▼
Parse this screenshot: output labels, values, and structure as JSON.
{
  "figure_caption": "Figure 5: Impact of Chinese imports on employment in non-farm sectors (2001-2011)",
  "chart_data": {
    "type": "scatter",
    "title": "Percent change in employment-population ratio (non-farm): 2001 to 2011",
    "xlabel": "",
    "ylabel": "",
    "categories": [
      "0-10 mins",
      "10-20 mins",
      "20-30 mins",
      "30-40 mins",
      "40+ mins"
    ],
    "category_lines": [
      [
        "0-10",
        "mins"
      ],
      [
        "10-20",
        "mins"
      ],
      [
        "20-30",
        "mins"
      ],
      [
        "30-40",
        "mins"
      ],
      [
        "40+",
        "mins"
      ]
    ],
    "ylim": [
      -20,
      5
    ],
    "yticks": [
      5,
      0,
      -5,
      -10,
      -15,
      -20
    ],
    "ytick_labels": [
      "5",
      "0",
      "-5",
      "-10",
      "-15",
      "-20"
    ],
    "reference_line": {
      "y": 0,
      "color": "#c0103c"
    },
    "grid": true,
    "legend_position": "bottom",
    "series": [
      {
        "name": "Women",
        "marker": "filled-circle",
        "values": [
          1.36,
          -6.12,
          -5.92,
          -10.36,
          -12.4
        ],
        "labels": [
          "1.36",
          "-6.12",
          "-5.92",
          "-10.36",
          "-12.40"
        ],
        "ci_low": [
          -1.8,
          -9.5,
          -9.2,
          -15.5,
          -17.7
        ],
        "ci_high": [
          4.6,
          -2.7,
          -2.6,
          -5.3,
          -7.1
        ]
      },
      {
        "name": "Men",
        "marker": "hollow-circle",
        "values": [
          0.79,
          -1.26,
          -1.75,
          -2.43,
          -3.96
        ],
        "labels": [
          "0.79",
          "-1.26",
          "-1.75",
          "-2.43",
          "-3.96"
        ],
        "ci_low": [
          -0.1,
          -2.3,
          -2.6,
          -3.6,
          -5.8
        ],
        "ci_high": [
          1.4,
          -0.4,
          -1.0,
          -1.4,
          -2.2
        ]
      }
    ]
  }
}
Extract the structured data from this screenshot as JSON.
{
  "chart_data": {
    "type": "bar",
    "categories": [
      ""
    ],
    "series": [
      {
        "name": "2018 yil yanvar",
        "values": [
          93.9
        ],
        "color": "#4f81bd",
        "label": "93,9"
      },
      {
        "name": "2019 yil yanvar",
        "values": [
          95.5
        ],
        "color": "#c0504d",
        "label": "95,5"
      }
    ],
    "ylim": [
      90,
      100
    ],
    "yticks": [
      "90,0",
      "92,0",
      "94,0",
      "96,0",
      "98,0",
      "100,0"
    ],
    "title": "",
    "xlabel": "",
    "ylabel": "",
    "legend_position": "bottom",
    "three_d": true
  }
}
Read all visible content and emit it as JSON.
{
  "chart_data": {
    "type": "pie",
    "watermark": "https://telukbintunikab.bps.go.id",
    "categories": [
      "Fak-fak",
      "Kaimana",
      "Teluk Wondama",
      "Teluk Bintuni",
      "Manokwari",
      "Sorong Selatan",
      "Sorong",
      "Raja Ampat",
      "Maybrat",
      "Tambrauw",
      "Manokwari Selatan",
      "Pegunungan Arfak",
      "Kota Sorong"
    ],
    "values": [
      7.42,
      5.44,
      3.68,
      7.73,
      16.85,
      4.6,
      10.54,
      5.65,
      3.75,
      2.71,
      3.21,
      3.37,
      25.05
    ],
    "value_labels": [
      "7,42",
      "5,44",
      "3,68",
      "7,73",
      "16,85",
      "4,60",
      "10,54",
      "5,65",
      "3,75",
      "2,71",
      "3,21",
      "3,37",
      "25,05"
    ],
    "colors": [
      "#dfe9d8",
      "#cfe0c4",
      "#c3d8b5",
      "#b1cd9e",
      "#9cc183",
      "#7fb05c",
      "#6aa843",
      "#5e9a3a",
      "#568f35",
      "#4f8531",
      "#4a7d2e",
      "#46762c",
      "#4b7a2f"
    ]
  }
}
▲
#### Task statement:
Copy out each record, keeping every word as it is.

#### The reply:
Parse this screenshot: output labels, values, and structure as JSON.
{
  "figure_caption": "Figure 5: Impact of Chinese imports on employment in non-farm sectors (2001-2011)",
  "chart_data": {
    "type": "scatter",
    "title": "Percent change in employment-population ratio (non-farm): 2001 to 2011",
    "xlabel": "",
    "ylabel": "",
    "categories": [
      "0-10 mins",
      "10-20 mins",
      "20-30 mins",
      "30-40 mins",
      "40+ mins"
    ],
    "category_lines": [
      [
        "0-10",
        "mins"
      ],
      [
        "10-20",
        "mins"
      ],
      [
        "20-30",
        "mins"
      ],
      [
        "30-40",
        "mins"
      ],
      [
        "40+",
        "mins"
      ]
    ],
    "ylim": [
      -20,
      5
    ],
    "yticks": [
      5,
      0,
      -5,
      -10,
      -15,
      -20
    ],
    "ytick_labels": [
      "5",
      "0",
      "-5",
      "-10",
      "-15",
      "-20"
    ],
    "reference_line": {
      "y": 0,
      "color": "#c0103c"
    },
    "grid": true,
    "legend_position": "bottom",
    "series": [
      {
        "name": "Women",
        "marker": "filled-circle",
        "values": [
          1.36,
          -6.12,
          -5.92,
          -10.36,
          -12.4
        ],
        "labels": [
          "1.36",
          "-6.12",
          "-5.92",
          "-10.36",
          "-12.40"
        ],
        "ci_low": [
          -1.8,
          -9.5,
          -9.2,
          -15.5,
          -17.7
        ],
        "ci_high": [
          4.6,
          -2.7,
          -2.6,
          -5.3,
          -7.1
        ]
      },
      {
        "name": "Men",
        "marker": "hollow-circle",
        "values": [
          0.79,
          -1.26,
          -1.75,
          -2.43,
          -3.96
        ],
        "labels": [
          "0.79",
          "-1.26",
          "-1.75",
          "-2.43",
          "-3.96"
        ],
        "ci_low": [
          -0.1,
          -2.3,
          -2.6,
          -3.6,
          -5.8
        ],
        "ci_high": [
          1.4,
          -0.4,
          -1.0,
          -1.4,
          -2.2
        ]
      }
    ]
  }
}
Extract the structured data from this screenshot as JSON.
{
  "chart_data": {
    "type": "bar",
    "categories": [
      ""
    ],
    "series": [
      {
        "name": "2018 yil yanvar",
        "values": [
          93.9
        ],
        "color": "#4f81bd",
        "label": "93,9"
      },
      {
        "name": "2019 yil yanvar",
        "values": [
          95.5
        ],
        "color": "#c0504d",
        "label": "95,5"
      }
    ],
    "ylim": [
      90,
      100
    ],
    "yticks": [
      "90,0",
      "92,0",
      "94,0",
      "96,0",
      "98,0",
      "100,0"
    ],
    "title": "",
    "xlabel": "",
    "ylabel": "",
    "legend_position": "bottom",
    "three_d": true
  }
}
Read all visible content and emit it as JSON.
{
  "chart_data": {
    "type": "pie",
    "watermark": "https://telukbintunikab.bps.go.id",
    "categories": [
      "Fak-fak",
      "Kaimana",
      "Teluk Wondama",
      "Teluk Bintuni",
      "Manokwari",
      "Sorong Selatan",
      "Sorong",
      "Raja Ampat",
      "Maybrat",
      "Tambrauw",
      "Manokwari Selatan",
      "Pegunungan Arfak",
      "Kota Sorong"
    ],
    "values": [
      7.42,
      5.44,
      3.68,
      7.73,
      16.85,
      4.6,
      10.54,
      5.65,
      3.75,
      2.71,
      3.21,
      3.37,
      25.05
    ],
    "value_labels": [
      "7,42",
      "5,44",
      "3,68",
      "7,73",
      "16,85",
      "4,60",
      "10,54",
      "5,65",
      "3,75",
      "2,71",
      "3,21",
      "3,37",
      "25,05"
    ],
    "colors": [
      "#dfe9d8",
      "#cfe0c4",
      "#c3d8b5",
      "#b1cd9e",
      "#9cc183",
      "#7fb05c",
      "#6aa843",
      "#5e9a3a",
      "#568f35",
      "#4f8531",
      "#4a7d2e",
      "#46762c",
      "#4b7a2f"
    ]
  }
}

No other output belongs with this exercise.